* _Texto fornecido_:
****************
A longa defasagem temporal entre a adoção de uma política
econômica e a plena observação de seus efeitos constitui um dos principais
impedimentos à solução de problemas econômicos estruturais, em países
democráticos. Há vários sinais de que o Brasil começa a aprender como
resolvê-los, mas também outros em direção contrária que são motivos de
preocupação.
O enfrentamento de problemas que afligem a sociedade por
décadas, não raro séculos, impõe custos políticos no curto prazo, mas seus
benefícios só se tornam visíveis após decorrido um longo período desde sua
implantação. Por isso, muitas reformas estruturais são sistematicamente adiadas
ou, quando implantadas, acabam abandonadas. A mesma defasagem permite que
políticas populistas que trazem benefícios de curto prazo, mas criam novos
problemas para o futuro, levem muitos anos até que suas consequências nefastas
sejam percebidas pelo eleitorado. A defasagem entre causa e efeito cria um viés
que favorece o imediatismo irresponsável.
Em muitas democracias, o eleitorado leigo em assuntos
econômicos, diante do grande interregno entre a implantação de uma política
estrutural e a percepção de seus resultados, não enxerga a relação de causa e
efeito. A incompreensão de problemas complexos é oportunistamente explorada por
partidos políticos de diferentes matizes. Quando estão no poder lutam pelas
reformas, mas as combatem quando se tornam oposição. O partido que promove um
ajuste estrutural não apenas perde as próximas eleições, como ainda deixa a
casa arrumada para que seu adversário político, que lutou contra as mesmas
reformas, possa fazer um ótimo governo, alcançando a reeleição. Promover
reformas estruturais é percebido como um suicídio político. A argentina
constitui um caso proverbial desse fenômeno.
No Brasil, a Lei de Responsabilidade Fiscal, aprovada em
2000, foi a reforma que consolidou a estabilização monetária iniciada pelo
Plano Real. A LRF gerou uma década e meia de superávits primários, mas derrubou
o prestígio político de FHC junto ao eleitorado que lhe havia dado duas
vitórias em primeiro turno, abrindo caminho para o triunfo do PT em 2002. Este
colheu os frutos das reformas que combatera duramente quando estava na
oposição. A LRF foi, posteriormente, enfraquecida por Dilma Rousseff,
resultando na mais prolongada recessão da história brasileira. No curto prazo
aumentou sua popularidade, mas o país pagou os custos desse populismo por
muitos anos.
No passado, incentivos perversos de curto prazo, como os
ilustrados acima, foram oportunistamente usados até como justificativa para a
supressão da democracia. A premissa era que um governo competente e
bem-intencionado, desde que pudesse desconsiderar restrições
político-eleitorais, conseguiria implantar as necessárias reformas sempre
adiadas pelas disputas eleitorais, rompendo o ciclo vicioso do
subdesenvolvimento.
****************
* _Dados fornecidos_:
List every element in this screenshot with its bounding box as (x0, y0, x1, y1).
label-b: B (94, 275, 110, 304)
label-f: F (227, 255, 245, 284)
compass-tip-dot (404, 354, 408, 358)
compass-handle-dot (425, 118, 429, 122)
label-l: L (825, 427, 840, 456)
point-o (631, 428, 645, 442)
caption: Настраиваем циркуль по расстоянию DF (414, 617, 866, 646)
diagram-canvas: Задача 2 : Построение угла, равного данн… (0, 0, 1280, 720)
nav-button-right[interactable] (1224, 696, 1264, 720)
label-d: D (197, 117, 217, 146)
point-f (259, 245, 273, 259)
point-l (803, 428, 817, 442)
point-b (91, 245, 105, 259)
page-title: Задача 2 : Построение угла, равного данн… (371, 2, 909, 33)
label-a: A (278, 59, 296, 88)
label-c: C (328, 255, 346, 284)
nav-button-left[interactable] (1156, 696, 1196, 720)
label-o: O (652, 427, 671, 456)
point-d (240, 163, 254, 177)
****************
* _Partes do exercício_:
1 - Copie do texto sobre reformas econômicas o trecho entre "No Brasil, a" e "muitos anos.", incluindo ambos.
2 - Liste os políticos e partidos que o texto sobre reformas econômicas menciona pelo nome ou pela sigla.
3 - Retome o texto sobre reformas econômicas e escreva a continuação a partir do ponto em que ele termina.
Os dados não têm nenhuma relação com o texto.

* _Respostas finais_:
1 -
No Brasil, a Lei de Responsabilidade Fiscal, aprovada em
2000, foi a reforma que consolidou a estabilização monetária iniciada pelo
Plano Real. A LRF gerou uma década e meia de superávits primários, mas derrubou
o prestígio político de FHC junto ao eleitorado que lhe havia dado duas
vitórias em primeiro turno, abrindo caminho para o triunfo do PT em 2002. Este
colheu os frutos das reformas que combatera duramente quando estava na
oposição. A LRF foi, posteriormente, enfraquecida por Dilma Rousseff,
resultando na mais prolongada recessão da história brasileira. No curto prazo
aumentou sua popularidade, mas o país pagou os custos desse populismo por
muitos anos.

2 - FHC, PT, Dilma Rousseff

3 -
A falha dessa visão está na sua premissa, pois nada garante
que, na ausência das liberdades individuais asseguradas pela democracia, o
poder venha a ser realmente exercido pelos tecnicamente mais competentes, muito
menos que suas prioridades coincidam com as verdadeiras necessidades da
população. Adicionalmente, somente o estado de direito observado nas
democracias tranquiliza empreendedores a fazer investimentos de longo prazo,
sem temor de mudanças abruptas e arbitrárias das regras do jogo. A Rússia de
Putin é um exemplo típico de país que atrai poucos investimentos externos,
devido à incerteza gerada pela ausência de um confiável estado de direito.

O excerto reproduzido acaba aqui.